What is asked – Extract every line of the material below and reproduce each one without any change.

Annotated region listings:
------------------------------------------------------------------------
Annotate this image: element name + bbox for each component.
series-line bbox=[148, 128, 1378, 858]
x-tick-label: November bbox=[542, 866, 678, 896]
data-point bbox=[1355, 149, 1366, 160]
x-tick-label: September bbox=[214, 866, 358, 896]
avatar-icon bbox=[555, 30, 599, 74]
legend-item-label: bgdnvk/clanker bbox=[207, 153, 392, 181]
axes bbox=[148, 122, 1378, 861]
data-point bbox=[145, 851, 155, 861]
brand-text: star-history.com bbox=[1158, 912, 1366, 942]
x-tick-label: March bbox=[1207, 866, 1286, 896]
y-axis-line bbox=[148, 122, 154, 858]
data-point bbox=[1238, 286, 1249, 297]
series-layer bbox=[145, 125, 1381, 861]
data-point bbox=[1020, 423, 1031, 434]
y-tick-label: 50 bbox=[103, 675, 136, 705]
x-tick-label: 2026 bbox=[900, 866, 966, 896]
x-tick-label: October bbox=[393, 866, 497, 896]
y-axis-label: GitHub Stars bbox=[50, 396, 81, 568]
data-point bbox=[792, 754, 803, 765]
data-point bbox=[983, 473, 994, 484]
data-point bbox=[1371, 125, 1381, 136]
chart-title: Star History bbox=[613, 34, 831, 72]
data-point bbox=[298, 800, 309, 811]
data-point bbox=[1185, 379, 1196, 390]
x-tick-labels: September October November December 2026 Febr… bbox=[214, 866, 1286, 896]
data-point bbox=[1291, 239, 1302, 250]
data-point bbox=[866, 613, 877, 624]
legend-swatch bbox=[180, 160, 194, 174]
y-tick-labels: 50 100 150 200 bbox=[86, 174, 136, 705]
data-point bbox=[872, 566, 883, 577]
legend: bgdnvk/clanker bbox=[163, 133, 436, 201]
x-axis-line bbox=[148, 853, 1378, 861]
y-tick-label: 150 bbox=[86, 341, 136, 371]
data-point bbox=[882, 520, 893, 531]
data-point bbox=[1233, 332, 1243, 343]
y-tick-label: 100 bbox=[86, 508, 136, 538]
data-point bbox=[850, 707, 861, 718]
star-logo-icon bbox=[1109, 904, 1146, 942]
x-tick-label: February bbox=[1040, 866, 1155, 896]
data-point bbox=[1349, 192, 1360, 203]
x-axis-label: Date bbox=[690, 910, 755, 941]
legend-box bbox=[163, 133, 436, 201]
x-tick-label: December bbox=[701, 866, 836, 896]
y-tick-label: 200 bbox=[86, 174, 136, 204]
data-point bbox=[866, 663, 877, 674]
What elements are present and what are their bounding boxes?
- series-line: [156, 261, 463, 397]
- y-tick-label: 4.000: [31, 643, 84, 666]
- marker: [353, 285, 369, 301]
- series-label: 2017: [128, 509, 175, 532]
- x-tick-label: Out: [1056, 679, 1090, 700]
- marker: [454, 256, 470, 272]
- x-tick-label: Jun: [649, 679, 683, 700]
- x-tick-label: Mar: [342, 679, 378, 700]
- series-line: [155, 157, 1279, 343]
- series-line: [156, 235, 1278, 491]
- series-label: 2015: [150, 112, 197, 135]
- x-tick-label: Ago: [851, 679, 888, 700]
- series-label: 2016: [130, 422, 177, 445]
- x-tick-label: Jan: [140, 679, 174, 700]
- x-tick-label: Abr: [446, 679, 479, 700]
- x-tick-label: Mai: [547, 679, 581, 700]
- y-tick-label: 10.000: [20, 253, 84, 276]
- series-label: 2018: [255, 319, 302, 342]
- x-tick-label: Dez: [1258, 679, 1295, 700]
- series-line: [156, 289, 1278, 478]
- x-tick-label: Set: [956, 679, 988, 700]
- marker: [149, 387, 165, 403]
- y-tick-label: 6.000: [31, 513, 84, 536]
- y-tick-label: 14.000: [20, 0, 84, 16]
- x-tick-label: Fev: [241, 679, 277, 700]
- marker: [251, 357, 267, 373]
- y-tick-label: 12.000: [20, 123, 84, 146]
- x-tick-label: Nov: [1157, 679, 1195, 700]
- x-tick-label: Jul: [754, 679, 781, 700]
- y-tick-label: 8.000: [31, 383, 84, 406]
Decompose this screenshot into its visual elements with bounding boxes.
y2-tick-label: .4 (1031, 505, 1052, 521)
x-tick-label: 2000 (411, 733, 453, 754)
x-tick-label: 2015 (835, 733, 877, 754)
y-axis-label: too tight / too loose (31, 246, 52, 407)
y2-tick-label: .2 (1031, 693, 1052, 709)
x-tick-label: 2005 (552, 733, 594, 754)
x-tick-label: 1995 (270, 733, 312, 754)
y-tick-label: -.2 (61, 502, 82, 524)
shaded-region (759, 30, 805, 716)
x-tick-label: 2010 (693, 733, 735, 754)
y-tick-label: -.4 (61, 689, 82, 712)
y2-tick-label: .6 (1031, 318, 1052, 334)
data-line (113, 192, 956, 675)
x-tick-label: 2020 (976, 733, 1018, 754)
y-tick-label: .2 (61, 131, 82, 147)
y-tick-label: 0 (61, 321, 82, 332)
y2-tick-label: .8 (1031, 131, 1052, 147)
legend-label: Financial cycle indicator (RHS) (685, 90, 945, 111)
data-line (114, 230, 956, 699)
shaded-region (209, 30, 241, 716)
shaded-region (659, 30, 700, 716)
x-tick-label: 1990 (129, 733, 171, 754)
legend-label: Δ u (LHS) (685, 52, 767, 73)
------------------------------------------------------------------------
Reply –
Annotate this image: element name + bbox for each component.
series-line bbox=[148, 128, 1378, 858]
x-tick-label: November bbox=[542, 866, 678, 896]
data-point bbox=[1355, 149, 1366, 160]
x-tick-label: September bbox=[214, 866, 358, 896]
avatar-icon bbox=[555, 30, 599, 74]
legend-item-label: bgdnvk/clanker bbox=[207, 153, 392, 181]
axes bbox=[148, 122, 1378, 861]
data-point bbox=[145, 851, 155, 861]
brand-text: star-history.com bbox=[1158, 912, 1366, 942]
x-tick-label: March bbox=[1207, 866, 1286, 896]
y-axis-line bbox=[148, 122, 154, 858]
data-point bbox=[1238, 286, 1249, 297]
series-layer bbox=[145, 125, 1381, 861]
data-point bbox=[1020, 423, 1031, 434]
y-tick-label: 50 bbox=[103, 675, 136, 705]
x-tick-label: 2026 bbox=[900, 866, 966, 896]
x-tick-label: October bbox=[393, 866, 497, 896]
y-axis-label: GitHub Stars bbox=[50, 396, 81, 568]
data-point bbox=[792, 754, 803, 765]
data-point bbox=[983, 473, 994, 484]
data-point bbox=[1371, 125, 1381, 136]
chart-title: Star History bbox=[613, 34, 831, 72]
data-point bbox=[298, 800, 309, 811]
data-point bbox=[1185, 379, 1196, 390]
x-tick-labels: September October November December 2026 Febr… bbox=[214, 866, 1286, 896]
data-point bbox=[1291, 239, 1302, 250]
data-point bbox=[866, 613, 877, 624]
legend-swatch bbox=[180, 160, 194, 174]
y-tick-labels: 50 100 150 200 bbox=[86, 174, 136, 705]
data-point bbox=[872, 566, 883, 577]
legend: bgdnvk/clanker bbox=[163, 133, 436, 201]
x-axis-line bbox=[148, 853, 1378, 861]
y-tick-label: 150 bbox=[86, 341, 136, 371]
data-point bbox=[882, 520, 893, 531]
data-point bbox=[1233, 332, 1243, 343]
y-tick-label: 100 bbox=[86, 508, 136, 538]
data-point bbox=[850, 707, 861, 718]
star-logo-icon bbox=[1109, 904, 1146, 942]
x-tick-label: February bbox=[1040, 866, 1155, 896]
data-point bbox=[1349, 192, 1360, 203]
x-axis-label: Date bbox=[690, 910, 755, 941]
legend-box bbox=[163, 133, 436, 201]
x-tick-label: December bbox=[701, 866, 836, 896]
y-tick-label: 200 bbox=[86, 174, 136, 204]
data-point bbox=[866, 663, 877, 674]
What elements are present and what are their bounding boxes?
- series-line: [156, 261, 463, 397]
- y-tick-label: 4.000: [31, 643, 84, 666]
- marker: [353, 285, 369, 301]
- series-label: 2017: [128, 509, 175, 532]
- x-tick-label: Out: [1056, 679, 1090, 700]
- marker: [454, 256, 470, 272]
- x-tick-label: Jun: [649, 679, 683, 700]
- x-tick-label: Mar: [342, 679, 378, 700]
- series-line: [155, 157, 1279, 343]
- series-line: [156, 235, 1278, 491]
- series-label: 2015: [150, 112, 197, 135]
- x-tick-label: Ago: [851, 679, 888, 700]
- series-label: 2016: [130, 422, 177, 445]
- x-tick-label: Jan: [140, 679, 174, 700]
- x-tick-label: Abr: [446, 679, 479, 700]
- x-tick-label: Mai: [547, 679, 581, 700]
- y-tick-label: 10.000: [20, 253, 84, 276]
- series-label: 2018: [255, 319, 302, 342]
- x-tick-label: Dez: [1258, 679, 1295, 700]
- series-line: [156, 289, 1278, 478]
- x-tick-label: Set: [956, 679, 988, 700]
- marker: [149, 387, 165, 403]
- y-tick-label: 6.000: [31, 513, 84, 536]
- y-tick-label: 14.000: [20, 0, 84, 16]
- x-tick-label: Fev: [241, 679, 277, 700]
- marker: [251, 357, 267, 373]
- y-tick-label: 12.000: [20, 123, 84, 146]
- x-tick-label: Nov: [1157, 679, 1195, 700]
- x-tick-label: Jul: [754, 679, 781, 700]
- y-tick-label: 8.000: [31, 383, 84, 406]
Decompose this screenshot into its visual elements with bounding boxes.
y2-tick-label: .4 (1031, 505, 1052, 521)
x-tick-label: 2000 (411, 733, 453, 754)
x-tick-label: 2015 (835, 733, 877, 754)
y-axis-label: too tight / too loose (31, 246, 52, 407)
y2-tick-label: .2 (1031, 693, 1052, 709)
x-tick-label: 2005 (552, 733, 594, 754)
x-tick-label: 1995 (270, 733, 312, 754)
y-tick-label: -.2 (61, 502, 82, 524)
shaded-region (759, 30, 805, 716)
x-tick-label: 2010 (693, 733, 735, 754)
y-tick-label: -.4 (61, 689, 82, 712)
y2-tick-label: .6 (1031, 318, 1052, 334)
data-line (113, 192, 956, 675)
x-tick-label: 2020 (976, 733, 1018, 754)
y-tick-label: .2 (61, 131, 82, 147)
y-tick-label: 0 (61, 321, 82, 332)
y2-tick-label: .8 (1031, 131, 1052, 147)
legend-label: Financial cycle indicator (RHS) (685, 90, 945, 111)
data-line (114, 230, 956, 699)
shaded-region (209, 30, 241, 716)
shaded-region (659, 30, 700, 716)
x-tick-label: 1990 (129, 733, 171, 754)
legend-label: Δ u (LHS) (685, 52, 767, 73)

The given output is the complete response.